--- Start Information provided ---

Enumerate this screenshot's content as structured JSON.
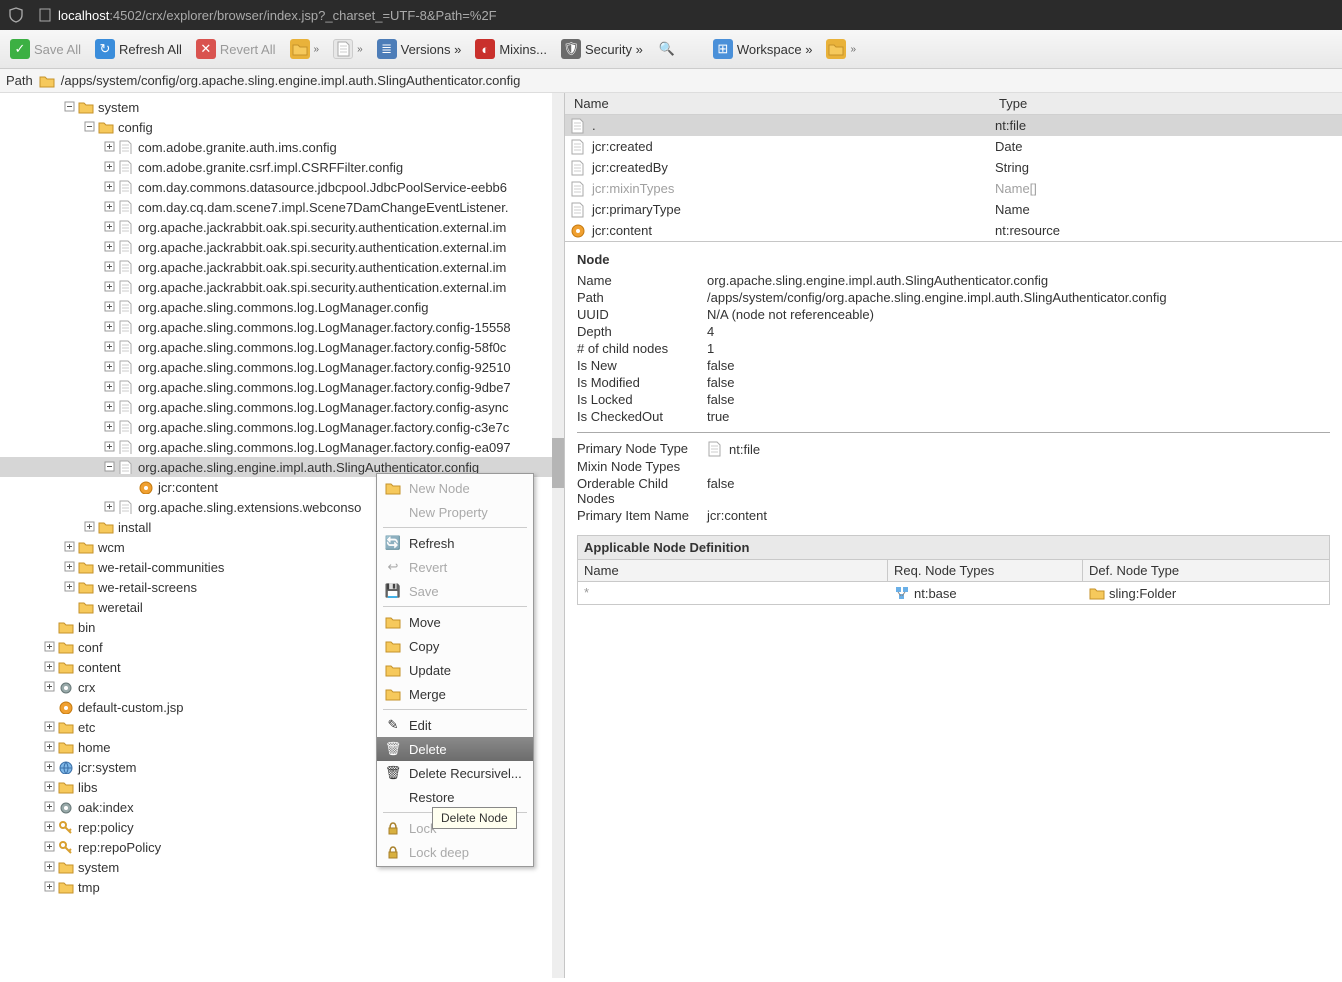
{
  "url_prefix": "localhost",
  "url_suffix": ":4502/crx/explorer/browser/index.jsp?_charset_=UTF-8&Path=%2F",
  "toolbar": {
    "save_all": "Save All",
    "refresh_all": "Refresh All",
    "revert_all": "Revert All",
    "versions": "Versions »",
    "mixins": "Mixins...",
    "security": "Security »",
    "workspace": "Workspace »"
  },
  "path_label": "Path",
  "path_value": "/apps/system/config/org.apache.sling.engine.impl.auth.SlingAuthenticator.config",
  "tree": {
    "system": "system",
    "config": "config",
    "children": [
      "com.adobe.granite.auth.ims.config",
      "com.adobe.granite.csrf.impl.CSRFFilter.config",
      "com.day.commons.datasource.jdbcpool.JdbcPoolService-eebb6",
      "com.day.cq.dam.scene7.impl.Scene7DamChangeEventListener.",
      "org.apache.jackrabbit.oak.spi.security.authentication.external.im",
      "org.apache.jackrabbit.oak.spi.security.authentication.external.im",
      "org.apache.jackrabbit.oak.spi.security.authentication.external.im",
      "org.apache.jackrabbit.oak.spi.security.authentication.external.im",
      "org.apache.sling.commons.log.LogManager.config",
      "org.apache.sling.commons.log.LogManager.factory.config-15558",
      "org.apache.sling.commons.log.LogManager.factory.config-58f0c",
      "org.apache.sling.commons.log.LogManager.factory.config-92510",
      "org.apache.sling.commons.log.LogManager.factory.config-9dbe7",
      "org.apache.sling.commons.log.LogManager.factory.config-async",
      "org.apache.sling.commons.log.LogManager.factory.config-c3e7c",
      "org.apache.sling.commons.log.LogManager.factory.config-ea097"
    ],
    "selected": "org.apache.sling.engine.impl.auth.SlingAuthenticator.config",
    "jcr_content": "jcr:content",
    "webcons": "org.apache.sling.extensions.webconso",
    "install": "install",
    "wcm": "wcm",
    "wrc": "we-retail-communities",
    "wrs": "we-retail-screens",
    "weretail": "weretail",
    "bin": "bin",
    "conf": "conf",
    "content": "content",
    "crx": "crx",
    "dcj": "default-custom.jsp",
    "etc": "etc",
    "home": "home",
    "jcrsys": "jcr:system",
    "libs": "libs",
    "oaki": "oak:index",
    "repp": "rep:policy",
    "reprp": "rep:repoPolicy",
    "sys2": "system",
    "tmp": "tmp"
  },
  "props": {
    "head_name": "Name",
    "head_type": "Type",
    "rows": [
      {
        "name": ".",
        "type": "nt:file",
        "ico": "file",
        "sel": true
      },
      {
        "name": "jcr:created",
        "type": "Date",
        "ico": "file"
      },
      {
        "name": "jcr:createdBy",
        "type": "String",
        "ico": "file"
      },
      {
        "name": "jcr:mixinTypes",
        "type": "Name[]",
        "ico": "file",
        "muted": true
      },
      {
        "name": "jcr:primaryType",
        "type": "Name",
        "ico": "file"
      },
      {
        "name": "jcr:content",
        "type": "nt:resource",
        "ico": "res"
      }
    ]
  },
  "node": {
    "title": "Node",
    "name_l": "Name",
    "name_v": "org.apache.sling.engine.impl.auth.SlingAuthenticator.config",
    "path_l": "Path",
    "path_v": "/apps/system/config/org.apache.sling.engine.impl.auth.SlingAuthenticator.config",
    "uuid_l": "UUID",
    "uuid_v": "N/A (node not referenceable)",
    "depth_l": "Depth",
    "depth_v": "4",
    "nchild_l": "# of child nodes",
    "nchild_v": "1",
    "isnew_l": "Is New",
    "isnew_v": "false",
    "ismod_l": "Is Modified",
    "ismod_v": "false",
    "islock_l": "Is Locked",
    "islock_v": "false",
    "isco_l": "Is CheckedOut",
    "isco_v": "true",
    "pnt_l": "Primary Node Type",
    "pnt_v": "nt:file",
    "mnt_l": "Mixin Node Types",
    "ocn_l": "Orderable Child Nodes",
    "ocn_v": "false",
    "pin_l": "Primary Item Name",
    "pin_v": "jcr:content"
  },
  "app": {
    "title": "Applicable Node Definition",
    "c1": "Name",
    "c2": "Req. Node Types",
    "c3": "Def. Node Type",
    "r1": "*",
    "r2": "nt:base",
    "r3": "sling:Folder"
  },
  "ctx": {
    "new_node": "New Node",
    "new_prop": "New Property",
    "refresh": "Refresh",
    "revert": "Revert",
    "save": "Save",
    "move": "Move",
    "copy": "Copy",
    "update": "Update",
    "merge": "Merge",
    "edit": "Edit",
    "delete": "Delete",
    "delete_rec": "Delete Recursivel...",
    "restore": "Restore",
    "lock": "Lock",
    "lock_deep": "Lock deep"
  },
  "tooltip": "Delete Node"
}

--- End Information provided ---

**What is needed**
Quote every record above exactly, omitting any pictures they contain.

**The completed task**
Enumerate this screenshot's content as structured JSON.
{
  "url_prefix": "localhost",
  "url_suffix": ":4502/crx/explorer/browser/index.jsp?_charset_=UTF-8&Path=%2F",
  "toolbar": {
    "save_all": "Save All",
    "refresh_all": "Refresh All",
    "revert_all": "Revert All",
    "versions": "Versions »",
    "mixins": "Mixins...",
    "security": "Security »",
    "workspace": "Workspace »"
  },
  "path_label": "Path",
  "path_value": "/apps/system/config/org.apache.sling.engine.impl.auth.SlingAuthenticator.config",
  "tree": {
    "system": "system",
    "config": "config",
    "children": [
      "com.adobe.granite.auth.ims.config",
      "com.adobe.granite.csrf.impl.CSRFFilter.config",
      "com.day.commons.datasource.jdbcpool.JdbcPoolService-eebb6",
      "com.day.cq.dam.scene7.impl.Scene7DamChangeEventListener.",
      "org.apache.jackrabbit.oak.spi.security.authentication.external.im",
      "org.apache.jackrabbit.oak.spi.security.authentication.external.im",
      "org.apache.jackrabbit.oak.spi.security.authentication.external.im",
      "org.apache.jackrabbit.oak.spi.security.authentication.external.im",
      "org.apache.sling.commons.log.LogManager.config",
      "org.apache.sling.commons.log.LogManager.factory.config-15558",
      "org.apache.sling.commons.log.LogManager.factory.config-58f0c",
      "org.apache.sling.commons.log.LogManager.factory.config-92510",
      "org.apache.sling.commons.log.LogManager.factory.config-9dbe7",
      "org.apache.sling.commons.log.LogManager.factory.config-async",
      "org.apache.sling.commons.log.LogManager.factory.config-c3e7c",
      "org.apache.sling.commons.log.LogManager.factory.config-ea097"
    ],
    "selected": "org.apache.sling.engine.impl.auth.SlingAuthenticator.config",
    "jcr_content": "jcr:content",
    "webcons": "org.apache.sling.extensions.webconso",
    "install": "install",
    "wcm": "wcm",
    "wrc": "we-retail-communities",
    "wrs": "we-retail-screens",
    "weretail": "weretail",
    "bin": "bin",
    "conf": "conf",
    "content": "content",
    "crx": "crx",
    "dcj": "default-custom.jsp",
    "etc": "etc",
    "home": "home",
    "jcrsys": "jcr:system",
    "libs": "libs",
    "oaki": "oak:index",
    "repp": "rep:policy",
    "reprp": "rep:repoPolicy",
    "sys2": "system",
    "tmp": "tmp"
  },
  "props": {
    "head_name": "Name",
    "head_type": "Type",
    "rows": [
      {
        "name": ".",
        "type": "nt:file",
        "ico": "file",
        "sel": true
      },
      {
        "name": "jcr:created",
        "type": "Date",
        "ico": "file"
      },
      {
        "name": "jcr:createdBy",
        "type": "String",
        "ico": "file"
      },
      {
        "name": "jcr:mixinTypes",
        "type": "Name[]",
        "ico": "file",
        "muted": true
      },
      {
        "name": "jcr:primaryType",
        "type": "Name",
        "ico": "file"
      },
      {
        "name": "jcr:content",
        "type": "nt:resource",
        "ico": "res"
      }
    ]
  },
  "node": {
    "title": "Node",
    "name_l": "Name",
    "name_v": "org.apache.sling.engine.impl.auth.SlingAuthenticator.config",
    "path_l": "Path",
    "path_v": "/apps/system/config/org.apache.sling.engine.impl.auth.SlingAuthenticator.config",
    "uuid_l": "UUID",
    "uuid_v": "N/A (node not referenceable)",
    "depth_l": "Depth",
    "depth_v": "4",
    "nchild_l": "# of child nodes",
    "nchild_v": "1",
    "isnew_l": "Is New",
    "isnew_v": "false",
    "ismod_l": "Is Modified",
    "ismod_v": "false",
    "islock_l": "Is Locked",
    "islock_v": "false",
    "isco_l": "Is CheckedOut",
    "isco_v": "true",
    "pnt_l": "Primary Node Type",
    "pnt_v": "nt:file",
    "mnt_l": "Mixin Node Types",
    "ocn_l": "Orderable Child Nodes",
    "ocn_v": "false",
    "pin_l": "Primary Item Name",
    "pin_v": "jcr:content"
  },
  "app": {
    "title": "Applicable Node Definition",
    "c1": "Name",
    "c2": "Req. Node Types",
    "c3": "Def. Node Type",
    "r1": "*",
    "r2": "nt:base",
    "r3": "sling:Folder"
  },
  "ctx": {
    "new_node": "New Node",
    "new_prop": "New Property",
    "refresh": "Refresh",
    "revert": "Revert",
    "save": "Save",
    "move": "Move",
    "copy": "Copy",
    "update": "Update",
    "merge": "Merge",
    "edit": "Edit",
    "delete": "Delete",
    "delete_rec": "Delete Recursivel...",
    "restore": "Restore",
    "lock": "Lock",
    "lock_deep": "Lock deep"
  },
  "tooltip": "Delete Node"
}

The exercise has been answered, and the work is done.